Job. Please quote the material exactly, every line of it.

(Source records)
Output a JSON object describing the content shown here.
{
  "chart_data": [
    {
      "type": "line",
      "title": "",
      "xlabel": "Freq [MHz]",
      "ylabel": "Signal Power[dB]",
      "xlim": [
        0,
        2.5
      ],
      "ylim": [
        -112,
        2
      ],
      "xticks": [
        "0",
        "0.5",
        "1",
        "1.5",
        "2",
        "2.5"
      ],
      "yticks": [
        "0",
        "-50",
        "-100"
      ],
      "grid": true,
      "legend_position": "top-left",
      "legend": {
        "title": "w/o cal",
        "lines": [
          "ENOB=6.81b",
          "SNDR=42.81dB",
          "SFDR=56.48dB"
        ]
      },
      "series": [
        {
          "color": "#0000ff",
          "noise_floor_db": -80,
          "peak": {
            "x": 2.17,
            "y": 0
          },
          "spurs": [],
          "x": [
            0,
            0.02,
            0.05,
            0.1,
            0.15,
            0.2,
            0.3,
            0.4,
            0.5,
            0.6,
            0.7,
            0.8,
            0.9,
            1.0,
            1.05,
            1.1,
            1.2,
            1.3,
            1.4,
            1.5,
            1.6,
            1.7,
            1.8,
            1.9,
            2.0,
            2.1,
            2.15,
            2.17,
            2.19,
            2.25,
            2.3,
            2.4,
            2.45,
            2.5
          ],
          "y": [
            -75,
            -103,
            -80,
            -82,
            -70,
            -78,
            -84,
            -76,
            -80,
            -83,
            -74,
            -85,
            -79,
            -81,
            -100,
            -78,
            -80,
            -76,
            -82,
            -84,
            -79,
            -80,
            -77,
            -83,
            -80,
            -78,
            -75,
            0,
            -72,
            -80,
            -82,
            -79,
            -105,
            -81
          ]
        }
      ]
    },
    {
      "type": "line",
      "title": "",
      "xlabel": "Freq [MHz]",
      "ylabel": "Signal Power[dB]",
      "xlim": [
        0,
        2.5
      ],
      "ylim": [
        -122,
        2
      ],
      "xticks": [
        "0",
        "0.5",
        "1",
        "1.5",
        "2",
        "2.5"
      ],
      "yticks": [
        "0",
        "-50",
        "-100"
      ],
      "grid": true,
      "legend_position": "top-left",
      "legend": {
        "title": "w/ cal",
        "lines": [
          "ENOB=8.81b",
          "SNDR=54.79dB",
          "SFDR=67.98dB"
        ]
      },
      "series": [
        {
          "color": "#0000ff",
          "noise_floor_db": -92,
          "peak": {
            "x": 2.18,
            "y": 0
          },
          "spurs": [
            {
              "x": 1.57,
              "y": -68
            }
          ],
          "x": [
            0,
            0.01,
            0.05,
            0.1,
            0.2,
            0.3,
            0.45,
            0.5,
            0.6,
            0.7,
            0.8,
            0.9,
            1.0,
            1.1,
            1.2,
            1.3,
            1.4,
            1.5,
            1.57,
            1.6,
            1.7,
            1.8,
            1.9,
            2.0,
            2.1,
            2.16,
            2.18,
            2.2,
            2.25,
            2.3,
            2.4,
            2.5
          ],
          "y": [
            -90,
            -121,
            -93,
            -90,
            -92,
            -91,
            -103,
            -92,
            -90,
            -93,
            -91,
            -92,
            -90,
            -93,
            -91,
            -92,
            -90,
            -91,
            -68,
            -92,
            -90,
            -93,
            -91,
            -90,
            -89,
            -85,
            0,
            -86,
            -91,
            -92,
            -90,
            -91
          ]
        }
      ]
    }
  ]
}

Solution.
Output a JSON object describing the content shown here.
{
  "chart_data": [
    {
      "type": "line",
      "title": "",
      "xlabel": "Freq [MHz]",
      "ylabel": "Signal Power[dB]",
      "xlim": [
        0,
        2.5
      ],
      "ylim": [
        -112,
        2
      ],
      "xticks": [
        "0",
        "0.5",
        "1",
        "1.5",
        "2",
        "2.5"
      ],
      "yticks": [
        "0",
        "-50",
        "-100"
      ],
      "grid": true,
      "legend_position": "top-left",
      "legend": {
        "title": "w/o cal",
        "lines": [
          "ENOB=6.81b",
          "SNDR=42.81dB",
          "SFDR=56.48dB"
        ]
      },
      "series": [
        {
          "color": "#0000ff",
          "noise_floor_db": -80,
          "peak": {
            "x": 2.17,
            "y": 0
          },
          "spurs": [],
          "x": [
            0,
            0.02,
            0.05,
            0.1,
            0.15,
            0.2,
            0.3,
            0.4,
            0.5,
            0.6,
            0.7,
            0.8,
            0.9,
            1.0,
            1.05,
            1.1,
            1.2,
            1.3,
            1.4,
            1.5,
            1.6,
            1.7,
            1.8,
            1.9,
            2.0,
            2.1,
            2.15,
            2.17,
            2.19,
            2.25,
            2.3,
            2.4,
            2.45,
            2.5
          ],
          "y": [
            -75,
            -103,
            -80,
            -82,
            -70,
            -78,
            -84,
            -76,
            -80,
            -83,
            -74,
            -85,
            -79,
            -81,
            -100,
            -78,
            -80,
            -76,
            -82,
            -84,
            -79,
            -80,
            -77,
            -83,
            -80,
            -78,
            -75,
            0,
            -72,
            -80,
            -82,
            -79,
            -105,
            -81
          ]
        }
      ]
    },
    {
      "type": "line",
      "title": "",
      "xlabel": "Freq [MHz]",
      "ylabel": "Signal Power[dB]",
      "xlim": [
        0,
        2.5
      ],
      "ylim": [
        -122,
        2
      ],
      "xticks": [
        "0",
        "0.5",
        "1",
        "1.5",
        "2",
        "2.5"
      ],
      "yticks": [
        "0",
        "-50",
        "-100"
      ],
      "grid": true,
      "legend_position": "top-left",
      "legend": {
        "title": "w/ cal",
        "lines": [
          "ENOB=8.81b",
          "SNDR=54.79dB",
          "SFDR=67.98dB"
        ]
      },
      "series": [
        {
          "color": "#0000ff",
          "noise_floor_db": -92,
          "peak": {
            "x": 2.18,
            "y": 0
          },
          "spurs": [
            {
              "x": 1.57,
              "y": -68
            }
          ],
          "x": [
            0,
            0.01,
            0.05,
            0.1,
            0.2,
            0.3,
            0.45,
            0.5,
            0.6,
            0.7,
            0.8,
            0.9,
            1.0,
            1.1,
            1.2,
            1.3,
            1.4,
            1.5,
            1.57,
            1.6,
            1.7,
            1.8,
            1.9,
            2.0,
            2.1,
            2.16,
            2.18,
            2.2,
            2.25,
            2.3,
            2.4,
            2.5
          ],
          "y": [
            -90,
            -121,
            -93,
            -90,
            -92,
            -91,
            -103,
            -92,
            -90,
            -93,
            -91,
            -92,
            -90,
            -93,
            -91,
            -92,
            -90,
            -91,
            -68,
            -92,
            -90,
            -93,
            -91,
            -90,
            -89,
            -85,
            0,
            -86,
            -91,
            -92,
            -90,
            -91
          ]
        }
      ]
    }
  ]
}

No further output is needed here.